* _Your task_
Select the lines of the records containing the word "title" and list them.

* start Provided records *

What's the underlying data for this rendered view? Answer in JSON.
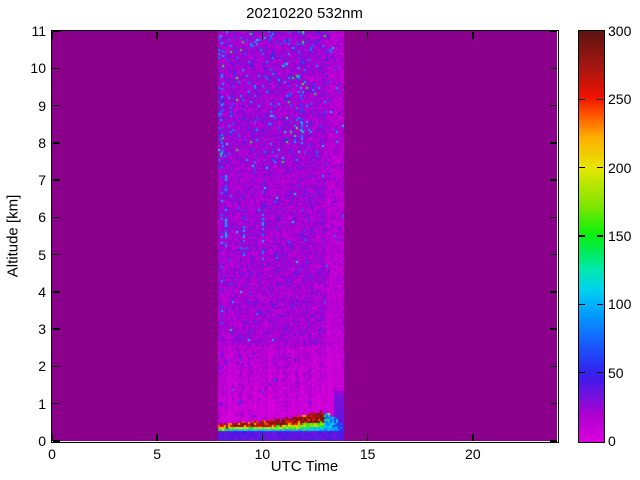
{
  "chart_data": {
    "type": "heatmap",
    "title": "20210220 532nm",
    "xlabel": "UTC Time",
    "ylabel": "Altitude [km]",
    "xlim": [
      0,
      24
    ],
    "ylim": [
      0,
      11
    ],
    "x_ticks": [
      0,
      5,
      10,
      15,
      20
    ],
    "y_ticks": [
      0,
      1,
      2,
      3,
      4,
      5,
      6,
      7,
      8,
      9,
      10,
      11
    ],
    "colorbar_lim": [
      0,
      300
    ],
    "colorbar_ticks": [
      0,
      50,
      100,
      150,
      200,
      250,
      300
    ],
    "colormap_stops": [
      [
        0,
        "#DB00DB"
      ],
      [
        20,
        "#AC00CF"
      ],
      [
        32,
        "#7B10DC"
      ],
      [
        45,
        "#4518E8"
      ],
      [
        55,
        "#2C2CF0"
      ],
      [
        75,
        "#1466FF"
      ],
      [
        95,
        "#00A2FF"
      ],
      [
        110,
        "#00CFF0"
      ],
      [
        125,
        "#00E8B4"
      ],
      [
        140,
        "#00EC50"
      ],
      [
        152,
        "#0CF00C"
      ],
      [
        172,
        "#7CE600"
      ],
      [
        200,
        "#E6E600"
      ],
      [
        222,
        "#FFB000"
      ],
      [
        238,
        "#FF5A00"
      ],
      [
        252,
        "#EE1200"
      ],
      [
        272,
        "#AA1611"
      ],
      [
        300,
        "#5C1412"
      ]
    ],
    "background_color": "#8B008B",
    "measurement_window_utc": [
      7.9,
      13.85
    ],
    "aerosol_layer": {
      "base_km": 0.26,
      "top_profile_utc_km": [
        [
          7.95,
          0.4
        ],
        [
          8.3,
          0.44
        ],
        [
          8.8,
          0.46
        ],
        [
          9.3,
          0.47
        ],
        [
          9.8,
          0.5
        ],
        [
          10.3,
          0.52
        ],
        [
          10.8,
          0.55
        ],
        [
          11.3,
          0.58
        ],
        [
          11.8,
          0.63
        ],
        [
          12.3,
          0.7
        ],
        [
          12.7,
          0.74
        ],
        [
          12.95,
          0.76
        ],
        [
          13.2,
          0.7
        ],
        [
          13.45,
          0.58
        ],
        [
          13.65,
          0.48
        ],
        [
          13.85,
          0.42
        ]
      ],
      "core_value_range": [
        258,
        300
      ],
      "mid_value_range": [
        148,
        216
      ],
      "edge_value_range": [
        92,
        136
      ],
      "tail_after_utc": 12.95
    },
    "magenta_streaks": [
      {
        "utc": 8.37,
        "top_km": 3.4,
        "strength": 20
      },
      {
        "utc": 8.7,
        "top_km": 2.2,
        "strength": 12
      },
      {
        "utc": 9.15,
        "top_km": 2.6,
        "strength": 15
      },
      {
        "utc": 9.65,
        "top_km": 2.3,
        "strength": 12
      },
      {
        "utc": 10.05,
        "top_km": 2.0,
        "strength": 11
      },
      {
        "utc": 10.36,
        "top_km": 3.1,
        "strength": 18
      },
      {
        "utc": 10.9,
        "top_km": 2.2,
        "strength": 12
      },
      {
        "utc": 11.45,
        "top_km": 2.7,
        "strength": 14
      },
      {
        "utc": 11.88,
        "top_km": 3.0,
        "strength": 16
      },
      {
        "utc": 12.15,
        "top_km": 2.2,
        "strength": 12
      },
      {
        "utc": 12.4,
        "top_km": 3.7,
        "strength": 20
      },
      {
        "utc": 12.64,
        "top_km": 3.3,
        "strength": 16
      },
      {
        "utc": 12.9,
        "top_km": 2.8,
        "strength": 14
      },
      {
        "utc": 13.12,
        "top_km": 4.1,
        "strength": 22
      }
    ],
    "blue_streaks": [
      {
        "utc": 8.02,
        "alt_km": [
          3.0,
          10.8
        ],
        "density": 0.22
      },
      {
        "utc": 8.22,
        "alt_km": [
          5.2,
          7.2
        ],
        "density": 0.5
      },
      {
        "utc": 9.08,
        "alt_km": [
          5.0,
          6.3
        ],
        "density": 0.5
      },
      {
        "utc": 10.0,
        "alt_km": [
          4.8,
          6.3
        ],
        "density": 0.45
      },
      {
        "utc": 11.85,
        "alt_km": [
          8.0,
          9.3
        ],
        "density": 0.4
      }
    ],
    "noise_seed": 1337
  }
}
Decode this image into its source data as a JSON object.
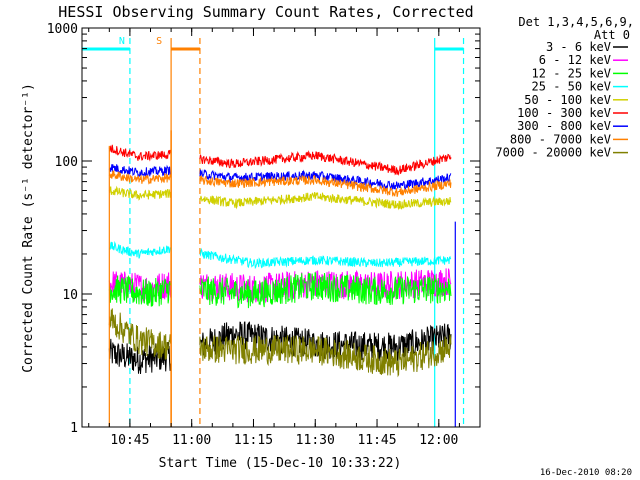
{
  "chart_data": {
    "type": "line",
    "title": "HESSI Observing Summary Count Rates, Corrected",
    "xlabel": "Start Time (15-Dec-10 10:33:22)",
    "ylabel": "Corrected Count Rate (s⁻¹ detector⁻¹)",
    "yscale": "log",
    "ylim": [
      1,
      1000
    ],
    "xlim": [
      "10:33:22",
      "12:10:00"
    ],
    "x_ticks": [
      "10:45",
      "11:00",
      "11:15",
      "11:30",
      "11:45",
      "12:00"
    ],
    "y_ticks": [
      "1",
      "10",
      "100",
      "1000"
    ],
    "grid": false,
    "legend": {
      "position": "right",
      "header": [
        "Det 1,3,4,5,6,9,",
        "Att 0"
      ]
    },
    "segments": [
      [
        "10:40",
        "10:55"
      ],
      [
        "11:02",
        "12:03"
      ]
    ],
    "series": [
      {
        "name": "3 - 6 keV",
        "color": "#000000",
        "values_by_time": [
          [
            "10:40",
            3.6
          ],
          [
            "10:47",
            3.2
          ],
          [
            "10:55",
            3.4
          ],
          [
            "11:10",
            5.0
          ],
          [
            "11:30",
            4.2
          ],
          [
            "11:50",
            4.0
          ],
          [
            "12:03",
            4.8
          ]
        ]
      },
      {
        "name": "6 - 12 keV",
        "color": "#ff00ff",
        "values_by_time": [
          [
            "10:40",
            12
          ],
          [
            "10:50",
            11
          ],
          [
            "10:55",
            12
          ],
          [
            "11:15",
            11
          ],
          [
            "11:30",
            12
          ],
          [
            "11:45",
            11.5
          ],
          [
            "12:03",
            12.5
          ]
        ]
      },
      {
        "name": "12 - 25 keV",
        "color": "#00ff00",
        "values_by_time": [
          [
            "10:40",
            11
          ],
          [
            "10:50",
            10
          ],
          [
            "10:55",
            11
          ],
          [
            "11:15",
            10
          ],
          [
            "11:30",
            11.5
          ],
          [
            "11:45",
            10.5
          ],
          [
            "12:03",
            11
          ]
        ]
      },
      {
        "name": "25 - 50 keV",
        "color": "#00ffff",
        "values_by_time": [
          [
            "10:40",
            23
          ],
          [
            "10:47",
            20
          ],
          [
            "10:55",
            22
          ],
          [
            "11:15",
            17
          ],
          [
            "11:30",
            18
          ],
          [
            "11:45",
            17
          ],
          [
            "12:03",
            18
          ]
        ]
      },
      {
        "name": "50 - 100 keV",
        "color": "#d0d000",
        "values_by_time": [
          [
            "10:40",
            60
          ],
          [
            "10:47",
            55
          ],
          [
            "10:55",
            57
          ],
          [
            "11:10",
            48
          ],
          [
            "11:30",
            54
          ],
          [
            "11:50",
            47
          ],
          [
            "12:03",
            50
          ]
        ]
      },
      {
        "name": "100 - 300 keV",
        "color": "#ff0000",
        "values_by_time": [
          [
            "10:40",
            125
          ],
          [
            "10:47",
            108
          ],
          [
            "10:55",
            112
          ],
          [
            "11:10",
            95
          ],
          [
            "11:30",
            110
          ],
          [
            "11:50",
            85
          ],
          [
            "12:03",
            108
          ]
        ]
      },
      {
        "name": "300 - 800 keV",
        "color": "#0000ff",
        "values_by_time": [
          [
            "10:40",
            90
          ],
          [
            "10:47",
            82
          ],
          [
            "10:55",
            85
          ],
          [
            "11:10",
            75
          ],
          [
            "11:30",
            78
          ],
          [
            "11:50",
            65
          ],
          [
            "12:03",
            75
          ]
        ]
      },
      {
        "name": "800 - 7000 keV",
        "color": "#ff8000",
        "values_by_time": [
          [
            "10:40",
            80
          ],
          [
            "10:47",
            72
          ],
          [
            "10:55",
            75
          ],
          [
            "11:10",
            68
          ],
          [
            "11:30",
            72
          ],
          [
            "11:50",
            58
          ],
          [
            "12:03",
            68
          ]
        ]
      },
      {
        "name": "7000 - 20000 keV",
        "color": "#808000",
        "values_by_time": [
          [
            "10:40",
            6.5
          ],
          [
            "10:47",
            4.5
          ],
          [
            "10:55",
            4.0
          ],
          [
            "11:10",
            3.8
          ],
          [
            "11:30",
            3.8
          ],
          [
            "11:50",
            3.0
          ],
          [
            "12:03",
            4.0
          ]
        ]
      }
    ],
    "annotations": [
      {
        "label": "N",
        "color": "#00ffff",
        "times": [
          "10:33:22",
          "10:45"
        ]
      },
      {
        "label": "N",
        "color": "#00ffff",
        "times": [
          "11:59",
          "12:06"
        ]
      },
      {
        "label": "S",
        "color": "#ff8000",
        "times": [
          "10:55",
          "11:02"
        ]
      }
    ],
    "footer": "16-Dec-2010 08:20"
  }
}
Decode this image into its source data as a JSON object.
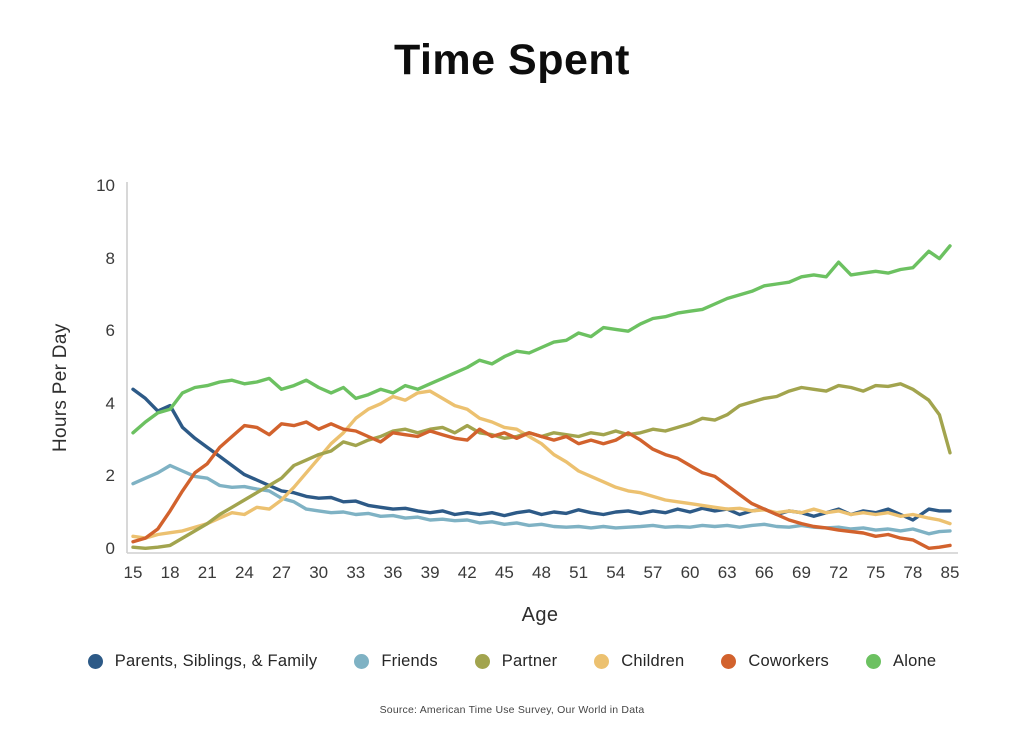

* end Provided records *

* _Result for this exercise_
    "title": "20210220 532nm",
    "title": "HESSI Observing Summary Count Rates, Corrected",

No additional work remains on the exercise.